_What you have to do_
Turn the records, from the first line through the line containing "bar <box>902 770 1165 782</box>", into a JSON list of strings with one string per line and blank lines left out.

_Extracted information_
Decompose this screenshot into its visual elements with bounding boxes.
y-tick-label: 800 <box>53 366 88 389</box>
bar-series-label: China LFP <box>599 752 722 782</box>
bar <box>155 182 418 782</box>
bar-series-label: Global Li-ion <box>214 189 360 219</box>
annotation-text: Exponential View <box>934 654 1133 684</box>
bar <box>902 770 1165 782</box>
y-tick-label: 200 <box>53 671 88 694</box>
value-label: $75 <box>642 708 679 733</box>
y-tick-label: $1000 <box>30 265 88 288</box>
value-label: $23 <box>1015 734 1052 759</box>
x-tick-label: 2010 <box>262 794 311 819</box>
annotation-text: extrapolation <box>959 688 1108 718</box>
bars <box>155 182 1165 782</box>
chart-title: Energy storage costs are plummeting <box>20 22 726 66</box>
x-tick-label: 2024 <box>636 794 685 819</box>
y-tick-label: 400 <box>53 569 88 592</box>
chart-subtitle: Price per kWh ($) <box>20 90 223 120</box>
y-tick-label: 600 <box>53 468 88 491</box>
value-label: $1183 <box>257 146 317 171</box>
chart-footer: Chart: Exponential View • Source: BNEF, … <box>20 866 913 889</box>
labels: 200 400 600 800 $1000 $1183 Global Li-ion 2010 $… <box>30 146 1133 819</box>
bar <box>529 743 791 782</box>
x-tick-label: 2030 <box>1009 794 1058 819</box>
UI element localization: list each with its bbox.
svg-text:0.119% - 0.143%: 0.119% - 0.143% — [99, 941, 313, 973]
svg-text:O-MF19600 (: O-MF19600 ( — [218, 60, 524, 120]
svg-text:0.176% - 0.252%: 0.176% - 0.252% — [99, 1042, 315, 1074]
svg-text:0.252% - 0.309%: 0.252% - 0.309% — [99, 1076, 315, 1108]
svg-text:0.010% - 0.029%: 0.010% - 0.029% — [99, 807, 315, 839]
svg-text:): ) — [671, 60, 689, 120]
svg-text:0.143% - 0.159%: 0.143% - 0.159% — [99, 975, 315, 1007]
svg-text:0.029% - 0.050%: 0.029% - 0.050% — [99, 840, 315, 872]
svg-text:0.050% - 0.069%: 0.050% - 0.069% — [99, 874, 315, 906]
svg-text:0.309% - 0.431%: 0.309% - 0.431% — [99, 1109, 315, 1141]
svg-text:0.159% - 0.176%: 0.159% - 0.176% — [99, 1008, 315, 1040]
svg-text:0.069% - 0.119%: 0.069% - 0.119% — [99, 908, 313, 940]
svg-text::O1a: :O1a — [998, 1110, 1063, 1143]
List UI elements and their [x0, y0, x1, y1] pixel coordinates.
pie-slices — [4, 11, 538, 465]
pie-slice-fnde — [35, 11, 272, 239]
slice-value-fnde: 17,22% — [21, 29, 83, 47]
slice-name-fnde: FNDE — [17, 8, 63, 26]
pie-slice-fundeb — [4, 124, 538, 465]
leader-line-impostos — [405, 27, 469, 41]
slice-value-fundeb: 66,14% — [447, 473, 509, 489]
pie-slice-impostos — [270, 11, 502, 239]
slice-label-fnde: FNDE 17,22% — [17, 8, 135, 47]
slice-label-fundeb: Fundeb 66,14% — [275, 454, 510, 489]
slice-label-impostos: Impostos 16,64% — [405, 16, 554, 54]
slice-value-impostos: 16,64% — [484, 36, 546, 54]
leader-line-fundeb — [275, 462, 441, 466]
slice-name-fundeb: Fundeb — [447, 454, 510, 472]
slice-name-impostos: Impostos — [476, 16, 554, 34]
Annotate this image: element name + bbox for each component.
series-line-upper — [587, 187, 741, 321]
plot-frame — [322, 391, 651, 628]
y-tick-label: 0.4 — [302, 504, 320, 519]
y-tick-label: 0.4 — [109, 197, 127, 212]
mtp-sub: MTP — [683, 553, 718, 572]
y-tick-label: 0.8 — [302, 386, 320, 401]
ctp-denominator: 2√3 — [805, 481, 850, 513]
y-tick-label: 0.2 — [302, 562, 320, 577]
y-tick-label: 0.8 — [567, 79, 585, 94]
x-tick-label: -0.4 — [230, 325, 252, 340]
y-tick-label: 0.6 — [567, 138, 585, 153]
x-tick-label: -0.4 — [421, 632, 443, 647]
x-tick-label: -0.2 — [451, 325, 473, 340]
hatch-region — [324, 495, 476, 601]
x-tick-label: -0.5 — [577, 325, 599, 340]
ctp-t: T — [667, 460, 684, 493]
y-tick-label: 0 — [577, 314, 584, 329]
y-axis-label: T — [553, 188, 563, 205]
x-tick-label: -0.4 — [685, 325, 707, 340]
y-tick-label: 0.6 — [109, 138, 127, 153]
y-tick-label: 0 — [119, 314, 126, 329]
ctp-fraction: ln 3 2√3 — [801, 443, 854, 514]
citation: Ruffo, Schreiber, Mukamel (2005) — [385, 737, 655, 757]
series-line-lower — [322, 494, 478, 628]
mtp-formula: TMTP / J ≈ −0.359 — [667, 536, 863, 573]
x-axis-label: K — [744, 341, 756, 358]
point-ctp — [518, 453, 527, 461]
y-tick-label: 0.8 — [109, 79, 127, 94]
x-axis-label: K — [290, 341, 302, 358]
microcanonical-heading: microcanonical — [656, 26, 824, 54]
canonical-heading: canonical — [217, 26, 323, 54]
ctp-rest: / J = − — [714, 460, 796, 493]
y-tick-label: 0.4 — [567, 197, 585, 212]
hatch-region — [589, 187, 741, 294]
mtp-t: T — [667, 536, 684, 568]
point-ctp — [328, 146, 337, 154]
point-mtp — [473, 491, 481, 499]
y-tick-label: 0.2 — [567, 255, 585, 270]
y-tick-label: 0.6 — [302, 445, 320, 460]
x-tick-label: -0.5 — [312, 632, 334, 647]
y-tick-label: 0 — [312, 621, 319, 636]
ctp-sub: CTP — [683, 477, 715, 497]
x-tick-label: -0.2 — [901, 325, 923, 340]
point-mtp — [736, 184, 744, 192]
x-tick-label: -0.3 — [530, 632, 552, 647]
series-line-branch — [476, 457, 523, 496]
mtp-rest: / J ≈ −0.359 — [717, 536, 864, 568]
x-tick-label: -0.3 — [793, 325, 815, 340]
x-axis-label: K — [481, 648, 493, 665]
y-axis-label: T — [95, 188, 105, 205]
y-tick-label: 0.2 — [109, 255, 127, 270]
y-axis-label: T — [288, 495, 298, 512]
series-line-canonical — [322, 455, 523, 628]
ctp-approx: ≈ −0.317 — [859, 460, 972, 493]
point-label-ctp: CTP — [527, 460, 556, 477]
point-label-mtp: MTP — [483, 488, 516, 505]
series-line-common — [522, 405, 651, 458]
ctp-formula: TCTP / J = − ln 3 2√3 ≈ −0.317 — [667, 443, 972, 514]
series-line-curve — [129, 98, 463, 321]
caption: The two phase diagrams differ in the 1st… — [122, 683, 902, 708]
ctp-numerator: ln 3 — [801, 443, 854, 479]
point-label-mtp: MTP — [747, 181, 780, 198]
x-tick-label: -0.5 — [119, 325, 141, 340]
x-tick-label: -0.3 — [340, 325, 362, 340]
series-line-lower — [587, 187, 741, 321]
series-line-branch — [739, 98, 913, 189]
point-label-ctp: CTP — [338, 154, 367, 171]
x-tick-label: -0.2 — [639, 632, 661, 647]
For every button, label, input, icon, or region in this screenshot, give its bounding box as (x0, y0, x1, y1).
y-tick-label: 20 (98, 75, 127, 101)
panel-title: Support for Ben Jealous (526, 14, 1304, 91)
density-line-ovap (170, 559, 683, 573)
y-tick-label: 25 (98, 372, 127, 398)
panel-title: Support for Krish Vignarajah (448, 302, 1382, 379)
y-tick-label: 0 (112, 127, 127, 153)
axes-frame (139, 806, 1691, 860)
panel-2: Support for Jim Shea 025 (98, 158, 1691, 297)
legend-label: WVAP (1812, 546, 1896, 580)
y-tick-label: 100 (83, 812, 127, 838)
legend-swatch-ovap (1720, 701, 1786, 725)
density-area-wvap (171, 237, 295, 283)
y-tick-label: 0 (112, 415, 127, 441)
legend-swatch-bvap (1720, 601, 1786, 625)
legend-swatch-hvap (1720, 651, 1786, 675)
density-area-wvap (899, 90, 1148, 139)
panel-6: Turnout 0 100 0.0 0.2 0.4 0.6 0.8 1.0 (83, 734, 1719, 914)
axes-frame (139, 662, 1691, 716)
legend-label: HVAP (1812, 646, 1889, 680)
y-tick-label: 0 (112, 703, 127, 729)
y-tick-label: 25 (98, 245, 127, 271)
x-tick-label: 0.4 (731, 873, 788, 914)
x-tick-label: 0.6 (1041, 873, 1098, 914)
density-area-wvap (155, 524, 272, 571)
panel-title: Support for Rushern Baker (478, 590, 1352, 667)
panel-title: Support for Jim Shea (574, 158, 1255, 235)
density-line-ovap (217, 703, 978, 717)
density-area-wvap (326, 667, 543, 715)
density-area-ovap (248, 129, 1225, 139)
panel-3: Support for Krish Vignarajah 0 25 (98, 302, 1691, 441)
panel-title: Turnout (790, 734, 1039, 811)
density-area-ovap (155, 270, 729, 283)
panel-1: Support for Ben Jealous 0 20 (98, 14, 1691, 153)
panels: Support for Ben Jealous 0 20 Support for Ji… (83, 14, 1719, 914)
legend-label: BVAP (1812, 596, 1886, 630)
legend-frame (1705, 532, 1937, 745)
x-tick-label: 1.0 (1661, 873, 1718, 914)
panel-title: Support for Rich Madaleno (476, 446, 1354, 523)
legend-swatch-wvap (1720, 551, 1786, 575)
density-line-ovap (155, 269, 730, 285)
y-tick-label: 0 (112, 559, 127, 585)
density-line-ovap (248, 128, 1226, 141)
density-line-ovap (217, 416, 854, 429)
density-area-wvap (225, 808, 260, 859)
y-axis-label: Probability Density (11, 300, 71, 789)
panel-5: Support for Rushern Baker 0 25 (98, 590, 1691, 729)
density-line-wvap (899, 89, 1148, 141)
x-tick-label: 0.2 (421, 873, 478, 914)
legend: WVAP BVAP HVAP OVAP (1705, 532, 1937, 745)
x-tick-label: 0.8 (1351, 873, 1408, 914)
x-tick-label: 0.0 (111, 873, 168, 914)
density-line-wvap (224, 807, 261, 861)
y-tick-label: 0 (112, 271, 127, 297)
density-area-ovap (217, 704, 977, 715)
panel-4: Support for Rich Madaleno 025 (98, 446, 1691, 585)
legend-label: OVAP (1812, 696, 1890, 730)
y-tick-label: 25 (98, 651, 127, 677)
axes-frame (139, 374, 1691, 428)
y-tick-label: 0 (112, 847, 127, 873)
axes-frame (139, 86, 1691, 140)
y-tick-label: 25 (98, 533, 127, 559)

_The output_
[
  "Decompose this screenshot into its visual elements with bounding boxes.",
  "y-tick-label: 800 <box>53 366 88 389</box>",
  "bar-series-label: China LFP <box>599 752 722 782</box>",
  "bar <box>155 182 418 782</box>",
  "bar-series-label: Global Li-ion <box>214 189 360 219</box>",
  "annotation-text: Exponential View <box>934 654 1133 684</box>",
  "bar <box>902 770 1165 782</box>"
]